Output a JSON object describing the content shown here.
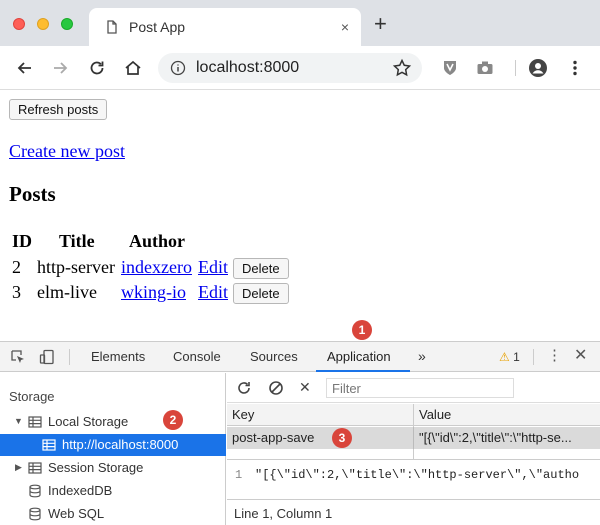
{
  "browser": {
    "tab_title": "Post App",
    "tab_close": "×",
    "new_tab": "+",
    "url": "localhost:8000"
  },
  "page": {
    "refresh_label": "Refresh posts",
    "create_link": "Create new post",
    "heading": "Posts",
    "table": {
      "columns": [
        "ID",
        "Title",
        "Author"
      ],
      "rows": [
        {
          "id": "2",
          "title": "http-server",
          "author": "indexzero",
          "edit": "Edit",
          "delete": "Delete"
        },
        {
          "id": "3",
          "title": "elm-live",
          "author": "wking-io",
          "edit": "Edit",
          "delete": "Delete"
        }
      ]
    }
  },
  "badges": [
    "1",
    "2",
    "3"
  ],
  "devtools": {
    "tabs": [
      "Elements",
      "Console",
      "Sources",
      "Application"
    ],
    "active_tab": "Application",
    "more": "»",
    "warning_count": "1",
    "warn_glyph": "⚠",
    "kebab": "⋮",
    "close": "✕",
    "sidebar": {
      "section": "Storage",
      "items": [
        {
          "label": "Local Storage",
          "arrow": "▼"
        },
        {
          "label": "http://localhost:8000"
        },
        {
          "label": "Session Storage",
          "arrow": "▶"
        },
        {
          "label": "IndexedDB"
        },
        {
          "label": "Web SQL"
        }
      ]
    },
    "filter_placeholder": "Filter",
    "clear_glyph": "✕",
    "grid": {
      "columns": [
        "Key",
        "Value"
      ],
      "rows": [
        {
          "key": "post-app-save",
          "value": "\"[{\\\"id\\\":2,\\\"title\\\":\\\"http-se..."
        }
      ]
    },
    "preview": {
      "line_number": "1",
      "text": "\"[{\\\"id\\\":2,\\\"title\\\":\\\"http-server\\\",\\\"autho"
    },
    "status": "Line 1, Column 1"
  },
  "colors": {
    "accent": "#1a73e8",
    "badge": "#d9453b",
    "link": "#0000ee"
  }
}
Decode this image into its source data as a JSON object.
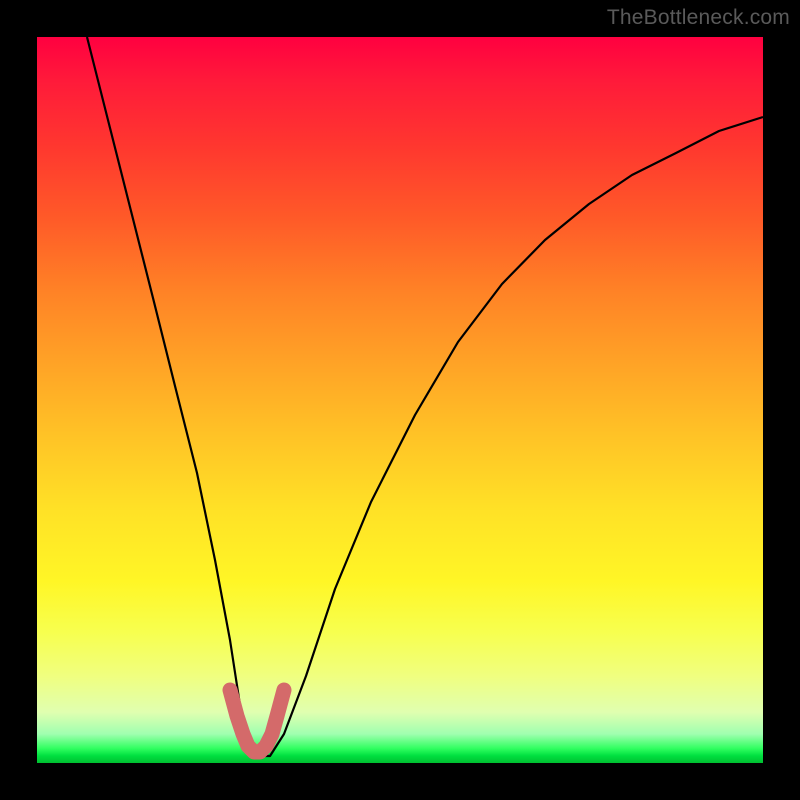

# # #

### Instructions to follow
Gather each line of the listing that holds the string "localhost".

### Task solution
    "url": "localhost:8000"
          "label": "http://localhost:8000"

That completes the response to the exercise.